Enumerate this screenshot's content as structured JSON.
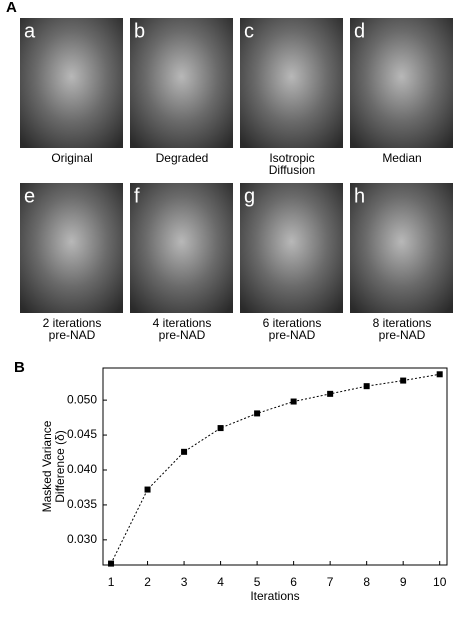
{
  "figure": {
    "panel_labels": [
      "A",
      "B"
    ],
    "panels": [
      {
        "letter": "a",
        "caption": [
          "Original"
        ]
      },
      {
        "letter": "b",
        "caption": [
          "Degraded"
        ]
      },
      {
        "letter": "c",
        "caption": [
          "Isotropic",
          "Diffusion"
        ]
      },
      {
        "letter": "d",
        "caption": [
          "Median"
        ]
      },
      {
        "letter": "e",
        "caption": [
          "2 iterations",
          "pre-NAD"
        ]
      },
      {
        "letter": "f",
        "caption": [
          "4 iterations",
          "pre-NAD"
        ]
      },
      {
        "letter": "g",
        "caption": [
          "6 iterations",
          "pre-NAD"
        ]
      },
      {
        "letter": "h",
        "caption": [
          "8 iterations",
          "pre-NAD"
        ]
      }
    ]
  },
  "chart_data": {
    "type": "line",
    "x_label": "Iterations",
    "y_label": [
      "Masked Variance",
      "Difference (δ)"
    ],
    "x": [
      1,
      2,
      3,
      4,
      5,
      6,
      7,
      8,
      9,
      10
    ],
    "series": [
      {
        "color": "#000000",
        "values": [
          0.0266,
          0.0372,
          0.0426,
          0.046,
          0.0481,
          0.0498,
          0.0509,
          0.052,
          0.0528,
          0.0537
        ]
      }
    ],
    "xlim": [
      0.78,
      10.2
    ],
    "xticks": [
      1,
      2,
      3,
      4,
      5,
      6,
      7,
      8,
      9,
      10
    ],
    "ylim": [
      0.0264,
      0.0546
    ],
    "yticks": [
      {
        "value": 0.03,
        "label": "0.030"
      },
      {
        "value": 0.035,
        "label": "0.035"
      },
      {
        "value": 0.04,
        "label": "0.040"
      },
      {
        "value": 0.045,
        "label": "0.045"
      },
      {
        "value": 0.05,
        "label": "0.050"
      }
    ],
    "grid": false
  }
}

• • • •

TASK DIRECTIONS: Take the entries shown above and quote them verbatim, passing over the pictures.

RESULT OF THE EXERCISE:
Enumerate this screenshot's content as structured JSON.
{
  "figure": {
    "panel_labels": [
      "A",
      "B"
    ],
    "panels": [
      {
        "letter": "a",
        "caption": [
          "Original"
        ]
      },
      {
        "letter": "b",
        "caption": [
          "Degraded"
        ]
      },
      {
        "letter": "c",
        "caption": [
          "Isotropic",
          "Diffusion"
        ]
      },
      {
        "letter": "d",
        "caption": [
          "Median"
        ]
      },
      {
        "letter": "e",
        "caption": [
          "2 iterations",
          "pre-NAD"
        ]
      },
      {
        "letter": "f",
        "caption": [
          "4 iterations",
          "pre-NAD"
        ]
      },
      {
        "letter": "g",
        "caption": [
          "6 iterations",
          "pre-NAD"
        ]
      },
      {
        "letter": "h",
        "caption": [
          "8 iterations",
          "pre-NAD"
        ]
      }
    ]
  },
  "chart_data": {
    "type": "line",
    "x_label": "Iterations",
    "y_label": [
      "Masked Variance",
      "Difference (δ)"
    ],
    "x": [
      1,
      2,
      3,
      4,
      5,
      6,
      7,
      8,
      9,
      10
    ],
    "series": [
      {
        "color": "#000000",
        "values": [
          0.0266,
          0.0372,
          0.0426,
          0.046,
          0.0481,
          0.0498,
          0.0509,
          0.052,
          0.0528,
          0.0537
        ]
      }
    ],
    "xlim": [
      0.78,
      10.2
    ],
    "xticks": [
      1,
      2,
      3,
      4,
      5,
      6,
      7,
      8,
      9,
      10
    ],
    "ylim": [
      0.0264,
      0.0546
    ],
    "yticks": [
      {
        "value": 0.03,
        "label": "0.030"
      },
      {
        "value": 0.035,
        "label": "0.035"
      },
      {
        "value": 0.04,
        "label": "0.040"
      },
      {
        "value": 0.045,
        "label": "0.045"
      },
      {
        "value": 0.05,
        "label": "0.050"
      }
    ],
    "grid": false
  }
}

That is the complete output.